#### [Dataset excerpts]
--- Start ---
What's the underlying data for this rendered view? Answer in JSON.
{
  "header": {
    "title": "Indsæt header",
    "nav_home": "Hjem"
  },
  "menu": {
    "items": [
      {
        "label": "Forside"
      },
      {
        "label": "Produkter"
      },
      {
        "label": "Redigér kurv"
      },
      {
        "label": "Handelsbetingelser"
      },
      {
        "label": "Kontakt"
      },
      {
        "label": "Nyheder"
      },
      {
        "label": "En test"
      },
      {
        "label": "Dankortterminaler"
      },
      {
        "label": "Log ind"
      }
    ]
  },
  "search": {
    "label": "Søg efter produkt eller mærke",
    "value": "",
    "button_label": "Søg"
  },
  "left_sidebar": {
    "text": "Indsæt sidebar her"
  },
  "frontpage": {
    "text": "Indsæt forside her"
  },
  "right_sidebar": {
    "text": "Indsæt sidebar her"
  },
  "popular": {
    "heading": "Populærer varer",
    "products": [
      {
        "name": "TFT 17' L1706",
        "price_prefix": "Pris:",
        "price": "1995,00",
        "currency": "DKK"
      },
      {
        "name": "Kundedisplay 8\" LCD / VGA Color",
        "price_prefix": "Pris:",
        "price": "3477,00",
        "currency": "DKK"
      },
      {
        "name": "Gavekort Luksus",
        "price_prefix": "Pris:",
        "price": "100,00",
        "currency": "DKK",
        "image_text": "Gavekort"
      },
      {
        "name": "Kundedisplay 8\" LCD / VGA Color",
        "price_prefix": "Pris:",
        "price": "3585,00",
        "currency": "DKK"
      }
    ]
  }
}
--- End ---
#### [TASK INSTRUCTIONS]
Reproduce each entry word for word.

#### [FINISHED ANSWER]
What's the underlying data for this rendered view? Answer in JSON.
{
  "header": {
    "title": "Indsæt header",
    "nav_home": "Hjem"
  },
  "menu": {
    "items": [
      {
        "label": "Forside"
      },
      {
        "label": "Produkter"
      },
      {
        "label": "Redigér kurv"
      },
      {
        "label": "Handelsbetingelser"
      },
      {
        "label": "Kontakt"
      },
      {
        "label": "Nyheder"
      },
      {
        "label": "En test"
      },
      {
        "label": "Dankortterminaler"
      },
      {
        "label": "Log ind"
      }
    ]
  },
  "search": {
    "label": "Søg efter produkt eller mærke",
    "value": "",
    "button_label": "Søg"
  },
  "left_sidebar": {
    "text": "Indsæt sidebar her"
  },
  "frontpage": {
    "text": "Indsæt forside her"
  },
  "right_sidebar": {
    "text": "Indsæt sidebar her"
  },
  "popular": {
    "heading": "Populærer varer",
    "products": [
      {
        "name": "TFT 17' L1706",
        "price_prefix": "Pris:",
        "price": "1995,00",
        "currency": "DKK"
      },
      {
        "name": "Kundedisplay 8\" LCD / VGA Color",
        "price_prefix": "Pris:",
        "price": "3477,00",
        "currency": "DKK"
      },
      {
        "name": "Gavekort Luksus",
        "price_prefix": "Pris:",
        "price": "100,00",
        "currency": "DKK",
        "image_text": "Gavekort"
      },
      {
        "name": "Kundedisplay 8\" LCD / VGA Color",
        "price_prefix": "Pris:",
        "price": "3585,00",
        "currency": "DKK"
      }
    ]
  }
}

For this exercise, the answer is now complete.